▶ Aim of the exercise
Give the data below again exactly as it stands. Omit the pictures.

(Records contained in a dataset)
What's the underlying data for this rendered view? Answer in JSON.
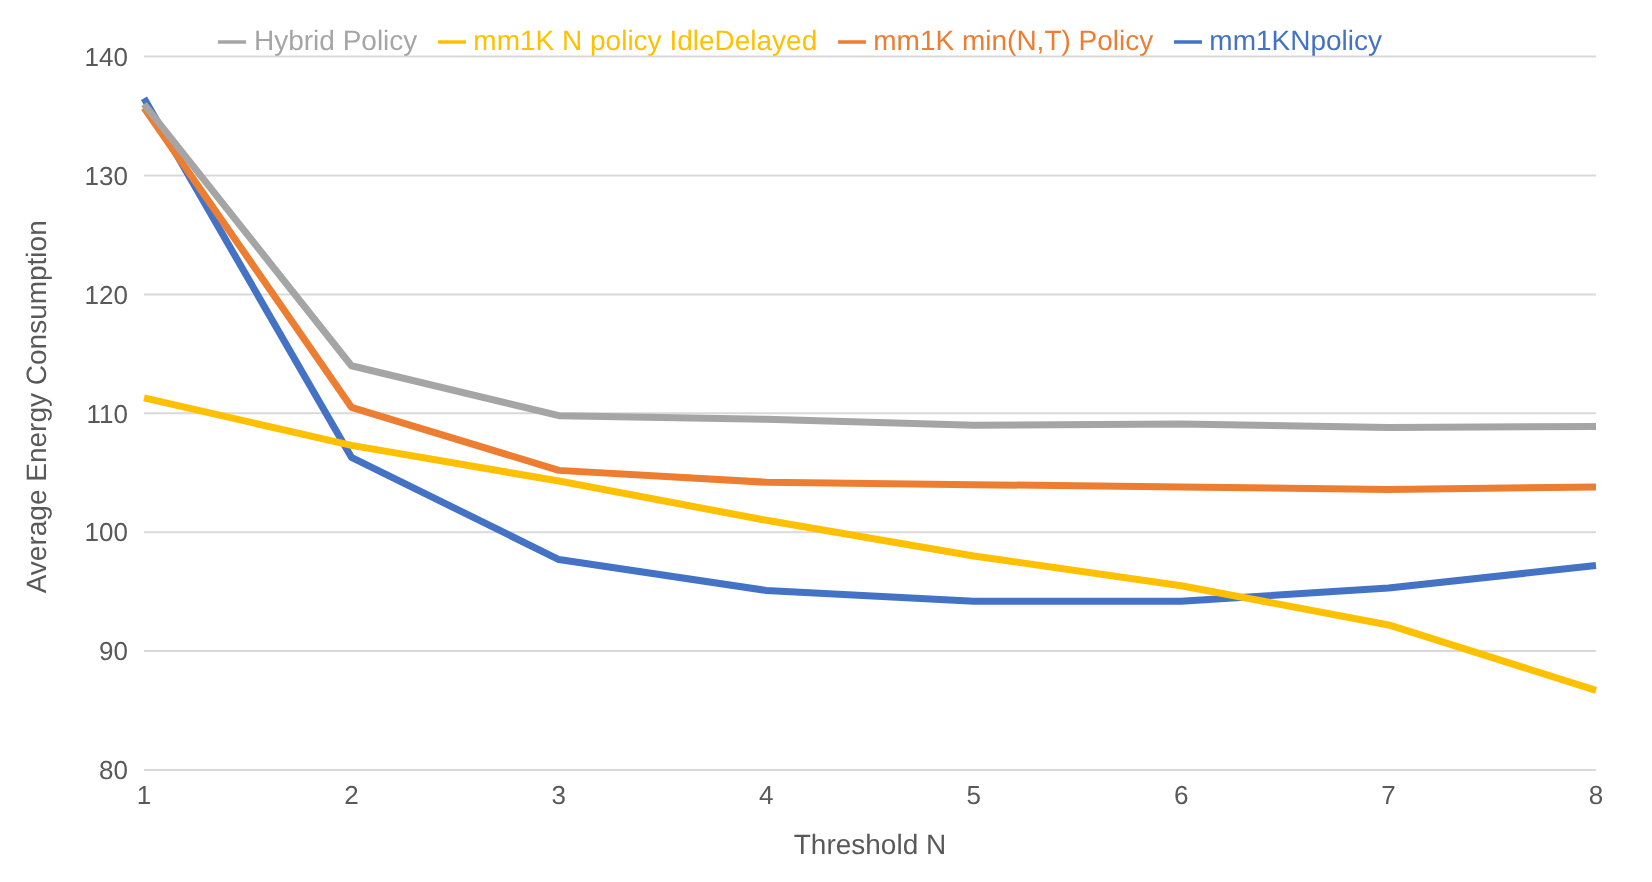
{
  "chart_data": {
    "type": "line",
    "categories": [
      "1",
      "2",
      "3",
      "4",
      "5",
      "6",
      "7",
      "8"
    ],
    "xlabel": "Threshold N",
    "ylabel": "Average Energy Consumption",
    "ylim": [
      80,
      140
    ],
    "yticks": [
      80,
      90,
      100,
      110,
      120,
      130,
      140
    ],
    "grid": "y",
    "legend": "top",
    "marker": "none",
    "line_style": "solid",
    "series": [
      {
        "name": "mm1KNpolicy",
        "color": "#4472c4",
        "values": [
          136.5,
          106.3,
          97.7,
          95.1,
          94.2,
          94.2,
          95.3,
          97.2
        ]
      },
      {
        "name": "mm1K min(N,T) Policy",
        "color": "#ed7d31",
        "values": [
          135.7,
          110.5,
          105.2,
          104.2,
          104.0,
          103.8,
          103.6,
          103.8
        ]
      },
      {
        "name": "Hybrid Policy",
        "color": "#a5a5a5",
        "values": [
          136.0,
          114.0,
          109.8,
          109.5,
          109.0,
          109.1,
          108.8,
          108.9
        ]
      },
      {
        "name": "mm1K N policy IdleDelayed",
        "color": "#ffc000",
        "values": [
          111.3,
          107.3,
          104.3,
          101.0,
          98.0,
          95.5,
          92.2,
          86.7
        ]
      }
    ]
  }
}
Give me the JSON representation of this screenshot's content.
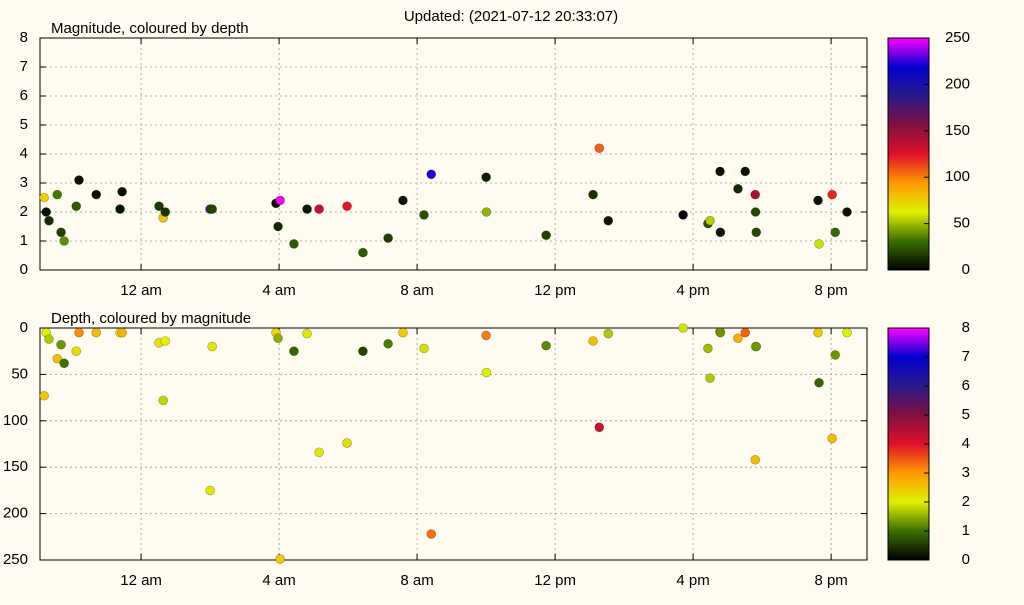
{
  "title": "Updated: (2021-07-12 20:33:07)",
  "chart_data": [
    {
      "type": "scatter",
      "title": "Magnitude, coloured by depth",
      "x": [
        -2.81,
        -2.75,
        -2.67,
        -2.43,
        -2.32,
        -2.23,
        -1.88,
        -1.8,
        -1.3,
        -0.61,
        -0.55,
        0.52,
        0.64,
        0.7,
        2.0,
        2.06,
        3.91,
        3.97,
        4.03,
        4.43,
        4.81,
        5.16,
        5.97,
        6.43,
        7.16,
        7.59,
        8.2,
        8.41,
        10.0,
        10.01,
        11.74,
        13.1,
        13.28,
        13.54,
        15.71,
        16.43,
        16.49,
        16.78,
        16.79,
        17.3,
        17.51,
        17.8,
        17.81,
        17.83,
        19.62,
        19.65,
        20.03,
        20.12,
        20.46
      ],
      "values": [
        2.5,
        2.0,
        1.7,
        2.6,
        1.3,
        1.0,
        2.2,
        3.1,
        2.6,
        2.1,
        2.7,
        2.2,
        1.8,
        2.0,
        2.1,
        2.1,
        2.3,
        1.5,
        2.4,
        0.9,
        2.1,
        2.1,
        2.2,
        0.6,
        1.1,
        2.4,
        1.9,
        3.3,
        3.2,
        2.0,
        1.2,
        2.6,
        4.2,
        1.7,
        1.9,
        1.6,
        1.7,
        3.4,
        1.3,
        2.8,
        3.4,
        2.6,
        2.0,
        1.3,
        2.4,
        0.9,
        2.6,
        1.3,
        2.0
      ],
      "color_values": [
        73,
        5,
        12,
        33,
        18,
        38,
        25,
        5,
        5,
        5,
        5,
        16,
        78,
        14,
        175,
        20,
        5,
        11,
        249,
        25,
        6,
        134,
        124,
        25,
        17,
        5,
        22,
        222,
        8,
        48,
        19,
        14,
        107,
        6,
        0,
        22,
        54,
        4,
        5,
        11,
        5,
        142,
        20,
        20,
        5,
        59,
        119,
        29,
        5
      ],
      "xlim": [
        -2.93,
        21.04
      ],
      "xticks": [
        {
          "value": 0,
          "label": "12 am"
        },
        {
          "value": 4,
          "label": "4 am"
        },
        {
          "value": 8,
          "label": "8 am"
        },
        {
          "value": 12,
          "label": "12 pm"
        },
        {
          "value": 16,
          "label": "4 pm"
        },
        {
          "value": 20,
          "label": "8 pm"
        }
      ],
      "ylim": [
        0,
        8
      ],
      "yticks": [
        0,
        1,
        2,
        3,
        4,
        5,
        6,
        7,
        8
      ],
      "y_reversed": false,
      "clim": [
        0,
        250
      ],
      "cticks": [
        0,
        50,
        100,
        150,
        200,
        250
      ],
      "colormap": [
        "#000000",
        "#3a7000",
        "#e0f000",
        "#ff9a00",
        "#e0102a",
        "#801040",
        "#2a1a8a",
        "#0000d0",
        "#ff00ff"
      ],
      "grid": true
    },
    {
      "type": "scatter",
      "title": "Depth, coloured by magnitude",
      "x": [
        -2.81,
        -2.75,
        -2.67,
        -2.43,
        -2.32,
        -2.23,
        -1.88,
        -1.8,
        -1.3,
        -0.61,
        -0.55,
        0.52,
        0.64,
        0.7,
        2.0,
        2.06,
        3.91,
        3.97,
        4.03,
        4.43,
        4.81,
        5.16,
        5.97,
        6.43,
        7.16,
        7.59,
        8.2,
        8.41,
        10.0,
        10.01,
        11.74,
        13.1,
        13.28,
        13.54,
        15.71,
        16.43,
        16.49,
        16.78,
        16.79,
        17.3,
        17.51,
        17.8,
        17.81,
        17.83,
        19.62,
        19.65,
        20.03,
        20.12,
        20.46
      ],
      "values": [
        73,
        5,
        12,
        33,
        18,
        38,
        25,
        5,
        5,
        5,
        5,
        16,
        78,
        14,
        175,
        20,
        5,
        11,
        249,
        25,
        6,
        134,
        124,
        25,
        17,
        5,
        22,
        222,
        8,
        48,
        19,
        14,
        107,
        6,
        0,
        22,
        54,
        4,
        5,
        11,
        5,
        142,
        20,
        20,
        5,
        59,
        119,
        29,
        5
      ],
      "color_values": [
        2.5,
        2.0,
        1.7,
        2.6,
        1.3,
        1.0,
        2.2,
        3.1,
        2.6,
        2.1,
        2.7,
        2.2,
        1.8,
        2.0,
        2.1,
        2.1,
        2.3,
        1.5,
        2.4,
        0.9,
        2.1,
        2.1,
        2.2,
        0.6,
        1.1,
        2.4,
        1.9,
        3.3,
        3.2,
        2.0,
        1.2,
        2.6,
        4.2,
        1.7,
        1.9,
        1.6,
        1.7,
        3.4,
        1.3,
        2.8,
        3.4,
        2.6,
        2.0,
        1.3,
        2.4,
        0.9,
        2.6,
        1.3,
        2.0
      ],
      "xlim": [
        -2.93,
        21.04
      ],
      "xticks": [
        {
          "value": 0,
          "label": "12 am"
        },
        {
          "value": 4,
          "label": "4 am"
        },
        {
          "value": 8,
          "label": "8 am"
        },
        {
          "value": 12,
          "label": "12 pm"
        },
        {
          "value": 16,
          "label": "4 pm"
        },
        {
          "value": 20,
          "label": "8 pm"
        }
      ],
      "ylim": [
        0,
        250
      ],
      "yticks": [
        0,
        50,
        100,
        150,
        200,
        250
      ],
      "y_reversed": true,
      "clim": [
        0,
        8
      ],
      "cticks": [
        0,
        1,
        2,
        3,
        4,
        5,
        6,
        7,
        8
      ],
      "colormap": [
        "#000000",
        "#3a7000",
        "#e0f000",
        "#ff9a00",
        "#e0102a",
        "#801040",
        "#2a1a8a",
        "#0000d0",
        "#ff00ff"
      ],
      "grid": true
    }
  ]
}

▶ Full output
What's the underlying data for this rendered view? Answer in JSON.
{
  "chart_data": {
    "type": "line",
    "categories": [
      "1",
      "2",
      "3",
      "4",
      "5",
      "6",
      "7",
      "8"
    ],
    "xlabel": "Threshold N",
    "ylabel": "Average Energy Consumption",
    "ylim": [
      80,
      140
    ],
    "yticks": [
      80,
      90,
      100,
      110,
      120,
      130,
      140
    ],
    "grid": "y",
    "legend": "top",
    "marker": "none",
    "line_style": "solid",
    "series": [
      {
        "name": "mm1KNpolicy",
        "color": "#4472c4",
        "values": [
          136.5,
          106.3,
          97.7,
          95.1,
          94.2,
          94.2,
          95.3,
          97.2
        ]
      },
      {
        "name": "mm1K min(N,T) Policy",
        "color": "#ed7d31",
        "values": [
          135.7,
          110.5,
          105.2,
          104.2,
          104.0,
          103.8,
          103.6,
          103.8
        ]
      },
      {
        "name": "Hybrid Policy",
        "color": "#a5a5a5",
        "values": [
          136.0,
          114.0,
          109.8,
          109.5,
          109.0,
          109.1,
          108.8,
          108.9
        ]
      },
      {
        "name": "mm1K N policy IdleDelayed",
        "color": "#ffc000",
        "values": [
          111.3,
          107.3,
          104.3,
          101.0,
          98.0,
          95.5,
          92.2,
          86.7
        ]
      }
    ]
  }
}
Give me the JSON representation of this screenshot's content.
{
  "title": "Updated: (2021-07-12 20:33:07)",
  "chart_data": [
    {
      "type": "scatter",
      "title": "Magnitude, coloured by depth",
      "x": [
        -2.81,
        -2.75,
        -2.67,
        -2.43,
        -2.32,
        -2.23,
        -1.88,
        -1.8,
        -1.3,
        -0.61,
        -0.55,
        0.52,
        0.64,
        0.7,
        2.0,
        2.06,
        3.91,
        3.97,
        4.03,
        4.43,
        4.81,
        5.16,
        5.97,
        6.43,
        7.16,
        7.59,
        8.2,
        8.41,
        10.0,
        10.01,
        11.74,
        13.1,
        13.28,
        13.54,
        15.71,
        16.43,
        16.49,
        16.78,
        16.79,
        17.3,
        17.51,
        17.8,
        17.81,
        17.83,
        19.62,
        19.65,
        20.03,
        20.12,
        20.46
      ],
      "values": [
        2.5,
        2.0,
        1.7,
        2.6,
        1.3,
        1.0,
        2.2,
        3.1,
        2.6,
        2.1,
        2.7,
        2.2,
        1.8,
        2.0,
        2.1,
        2.1,
        2.3,
        1.5,
        2.4,
        0.9,
        2.1,
        2.1,
        2.2,
        0.6,
        1.1,
        2.4,
        1.9,
        3.3,
        3.2,
        2.0,
        1.2,
        2.6,
        4.2,
        1.7,
        1.9,
        1.6,
        1.7,
        3.4,
        1.3,
        2.8,
        3.4,
        2.6,
        2.0,
        1.3,
        2.4,
        0.9,
        2.6,
        1.3,
        2.0
      ],
      "color_values": [
        73,
        5,
        12,
        33,
        18,
        38,
        25,
        5,
        5,
        5,
        5,
        16,
        78,
        14,
        175,
        20,
        5,
        11,
        249,
        25,
        6,
        134,
        124,
        25,
        17,
        5,
        22,
        222,
        8,
        48,
        19,
        14,
        107,
        6,
        0,
        22,
        54,
        4,
        5,
        11,
        5,
        142,
        20,
        20,
        5,
        59,
        119,
        29,
        5
      ],
      "xlim": [
        -2.93,
        21.04
      ],
      "xticks": [
        {
          "value": 0,
          "label": "12 am"
        },
        {
          "value": 4,
          "label": "4 am"
        },
        {
          "value": 8,
          "label": "8 am"
        },
        {
          "value": 12,
          "label": "12 pm"
        },
        {
          "value": 16,
          "label": "4 pm"
        },
        {
          "value": 20,
          "label": "8 pm"
        }
      ],
      "ylim": [
        0,
        8
      ],
      "yticks": [
        0,
        1,
        2,
        3,
        4,
        5,
        6,
        7,
        8
      ],
      "y_reversed": false,
      "clim": [
        0,
        250
      ],
      "cticks": [
        0,
        50,
        100,
        150,
        200,
        250
      ],
      "colormap": [
        "#000000",
        "#3a7000",
        "#e0f000",
        "#ff9a00",
        "#e0102a",
        "#801040",
        "#2a1a8a",
        "#0000d0",
        "#ff00ff"
      ],
      "grid": true
    },
    {
      "type": "scatter",
      "title": "Depth, coloured by magnitude",
      "x": [
        -2.81,
        -2.75,
        -2.67,
        -2.43,
        -2.32,
        -2.23,
        -1.88,
        -1.8,
        -1.3,
        -0.61,
        -0.55,
        0.52,
        0.64,
        0.7,
        2.0,
        2.06,
        3.91,
        3.97,
        4.03,
        4.43,
        4.81,
        5.16,
        5.97,
        6.43,
        7.16,
        7.59,
        8.2,
        8.41,
        10.0,
        10.01,
        11.74,
        13.1,
        13.28,
        13.54,
        15.71,
        16.43,
        16.49,
        16.78,
        16.79,
        17.3,
        17.51,
        17.8,
        17.81,
        17.83,
        19.62,
        19.65,
        20.03,
        20.12,
        20.46
      ],
      "values": [
        73,
        5,
        12,
        33,
        18,
        38,
        25,
        5,
        5,
        5,
        5,
        16,
        78,
        14,
        175,
        20,
        5,
        11,
        249,
        25,
        6,
        134,
        124,
        25,
        17,
        5,
        22,
        222,
        8,
        48,
        19,
        14,
        107,
        6,
        0,
        22,
        54,
        4,
        5,
        11,
        5,
        142,
        20,
        20,
        5,
        59,
        119,
        29,
        5
      ],
      "color_values": [
        2.5,
        2.0,
        1.7,
        2.6,
        1.3,
        1.0,
        2.2,
        3.1,
        2.6,
        2.1,
        2.7,
        2.2,
        1.8,
        2.0,
        2.1,
        2.1,
        2.3,
        1.5,
        2.4,
        0.9,
        2.1,
        2.1,
        2.2,
        0.6,
        1.1,
        2.4,
        1.9,
        3.3,
        3.2,
        2.0,
        1.2,
        2.6,
        4.2,
        1.7,
        1.9,
        1.6,
        1.7,
        3.4,
        1.3,
        2.8,
        3.4,
        2.6,
        2.0,
        1.3,
        2.4,
        0.9,
        2.6,
        1.3,
        2.0
      ],
      "xlim": [
        -2.93,
        21.04
      ],
      "xticks": [
        {
          "value": 0,
          "label": "12 am"
        },
        {
          "value": 4,
          "label": "4 am"
        },
        {
          "value": 8,
          "label": "8 am"
        },
        {
          "value": 12,
          "label": "12 pm"
        },
        {
          "value": 16,
          "label": "4 pm"
        },
        {
          "value": 20,
          "label": "8 pm"
        }
      ],
      "ylim": [
        0,
        250
      ],
      "yticks": [
        0,
        50,
        100,
        150,
        200,
        250
      ],
      "y_reversed": true,
      "clim": [
        0,
        8
      ],
      "cticks": [
        0,
        1,
        2,
        3,
        4,
        5,
        6,
        7,
        8
      ],
      "colormap": [
        "#000000",
        "#3a7000",
        "#e0f000",
        "#ff9a00",
        "#e0102a",
        "#801040",
        "#2a1a8a",
        "#0000d0",
        "#ff00ff"
      ],
      "grid": true
    }
  ]
}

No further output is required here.